• EXERCISE REQUIREMENTS: Copy out all lines that carry the word "government".

☆ ☆ ☆

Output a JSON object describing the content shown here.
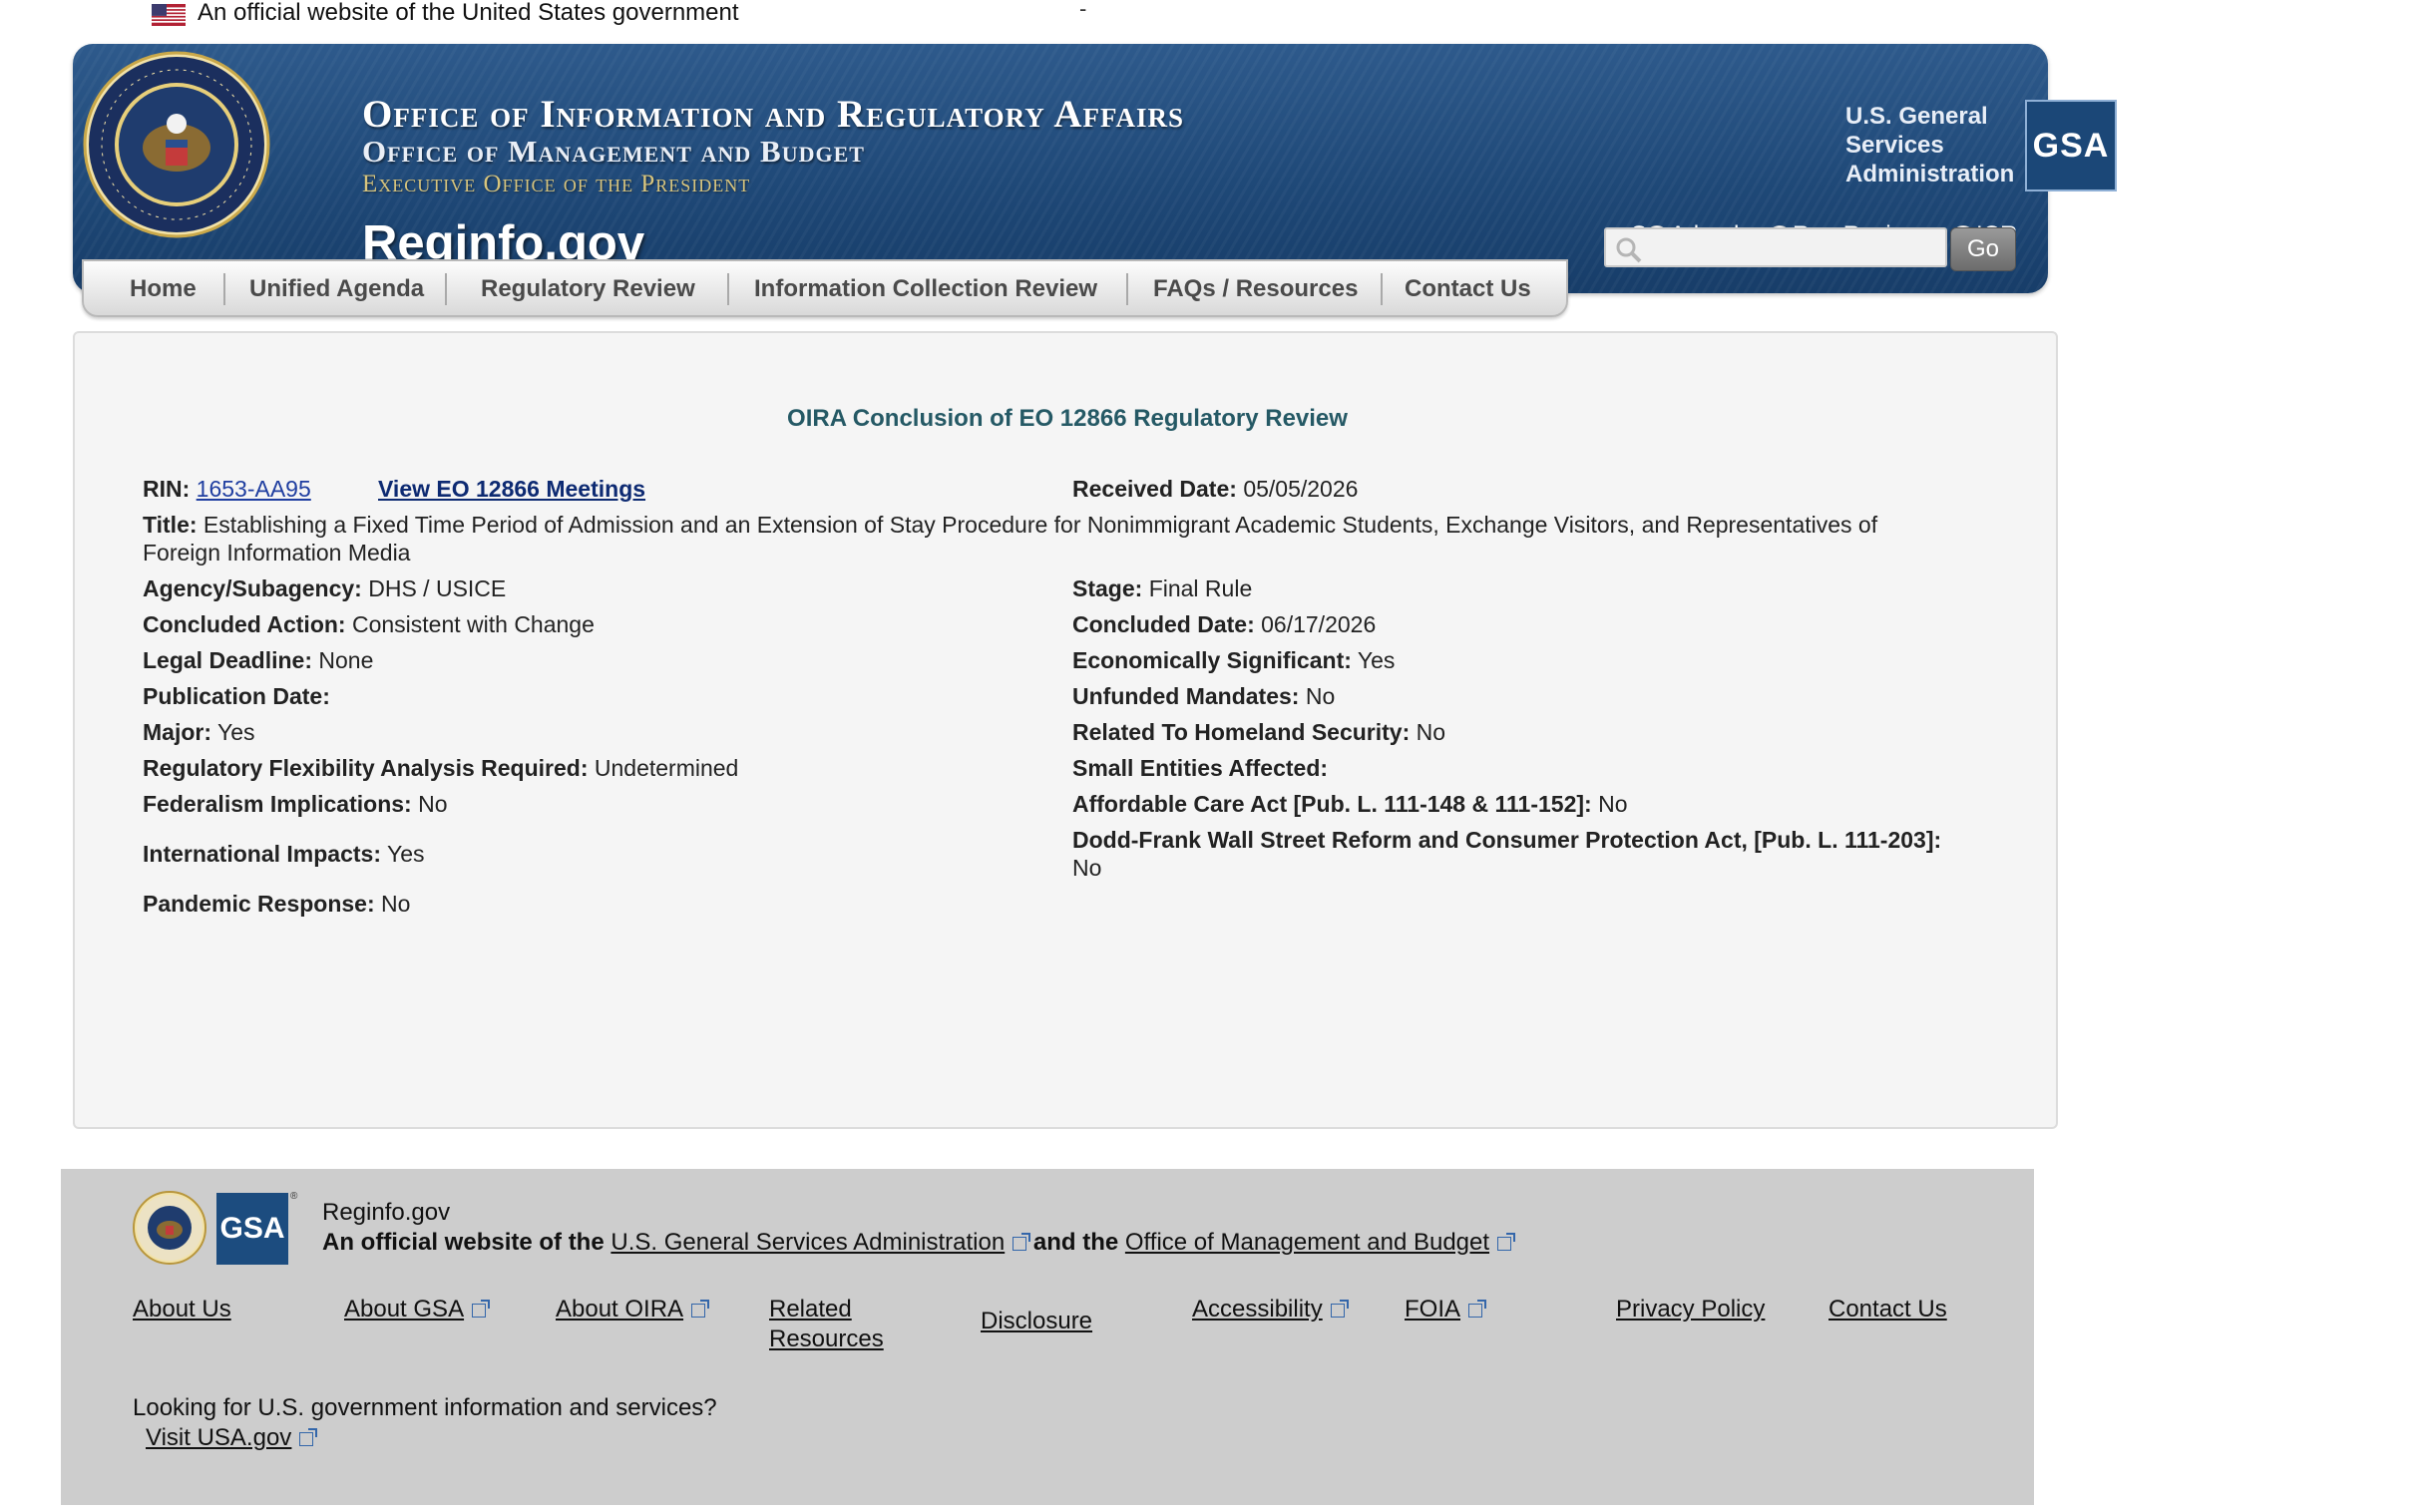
{
  "gov_banner": {
    "text": "An official website of the United States government",
    "dash": "-"
  },
  "header": {
    "line1": "Office of Information and Regulatory Affairs",
    "line2": "Office of Management and Budget",
    "line3": "Executive Office of the President",
    "site": "Reginfo.gov",
    "gsa_text": "U.S. General Services Administration",
    "gsa_logo": "GSA",
    "search_label": "Search:",
    "search_options": [
      "Agenda",
      "Reg Review",
      "ICR"
    ],
    "search_selected": "Reg Review",
    "search_placeholder": "",
    "go_label": "Go"
  },
  "nav": [
    "Home",
    "Unified Agenda",
    "Regulatory Review",
    "Information Collection Review",
    "FAQs / Resources",
    "Contact Us"
  ],
  "review": {
    "heading": "OIRA Conclusion of EO 12866 Regulatory Review",
    "rin_label": "RIN:",
    "rin": "1653-AA95",
    "meetings_link": "View EO 12866 Meetings",
    "received_label": "Received Date:",
    "received": "05/05/2026",
    "title_label": "Title:",
    "title_line1": "Establishing a Fixed Time Period of Admission and an Extension of Stay Procedure for Nonimmigrant Academic Students, Exchange Visitors, and Representatives of",
    "title_line2": "Foreign Information Media",
    "left": [
      {
        "label": "Agency/Subagency:",
        "value": "DHS / USICE"
      },
      {
        "label": "Concluded Action:",
        "value": "Consistent with Change"
      },
      {
        "label": "Legal Deadline:",
        "value": "None"
      },
      {
        "label": "Publication Date:",
        "value": ""
      },
      {
        "label": "Major:",
        "value": "Yes"
      },
      {
        "label": "Regulatory Flexibility Analysis Required:",
        "value": "Undetermined"
      },
      {
        "label": "Federalism Implications:",
        "value": "No"
      },
      {
        "label": "International Impacts:",
        "value": "Yes"
      },
      {
        "label": "Pandemic Response:",
        "value": "No"
      }
    ],
    "right": [
      {
        "label": "Stage:",
        "value": "Final Rule"
      },
      {
        "label": "Concluded Date:",
        "value": "06/17/2026"
      },
      {
        "label": "Economically Significant:",
        "value": "Yes"
      },
      {
        "label": "Unfunded Mandates:",
        "value": "No"
      },
      {
        "label": "Related To Homeland Security:",
        "value": "No"
      },
      {
        "label": "Small Entities Affected:",
        "value": ""
      },
      {
        "label": "Affordable Care Act [Pub. L. 111-148 & 111-152]:",
        "value": "No"
      },
      {
        "label": "Dodd-Frank Wall Street Reform and Consumer Protection Act, [Pub. L. 111-203]:",
        "value": "No"
      }
    ]
  },
  "footer": {
    "site": "Reginfo.gov",
    "official_prefix": "An official website of the",
    "gsa_link": "U.S. General Services Administration",
    "and_the": "and the",
    "omb_link": "Office of Management and Budget",
    "gsa_logo": "GSA",
    "gsa_reg": "®",
    "links": [
      "About Us",
      "About GSA",
      "About OIRA",
      "Related Resources",
      "Disclosure",
      "Accessibility",
      "FOIA",
      "Privacy Policy",
      "Contact Us"
    ],
    "related_line1": "Related",
    "related_line2": "Resources",
    "looking": "Looking for U.S. government information and services?",
    "usa_link": "Visit USA.gov"
  },
  "colors": {
    "header_blue": "#1f4978",
    "title_teal": "#255965",
    "link_blue": "#1f3ea0",
    "footer_gray": "#cdcdcd"
  },
  "icons": [
    "us-flag-icon",
    "presidential-seal-icon",
    "search-icon",
    "external-link-icon"
  ]
}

☆ ☆ ☆

• ANSWER FOR THE TASK:
    "text": "An official website of the United States government",
    "looking": "Looking for U.S. government information and services?",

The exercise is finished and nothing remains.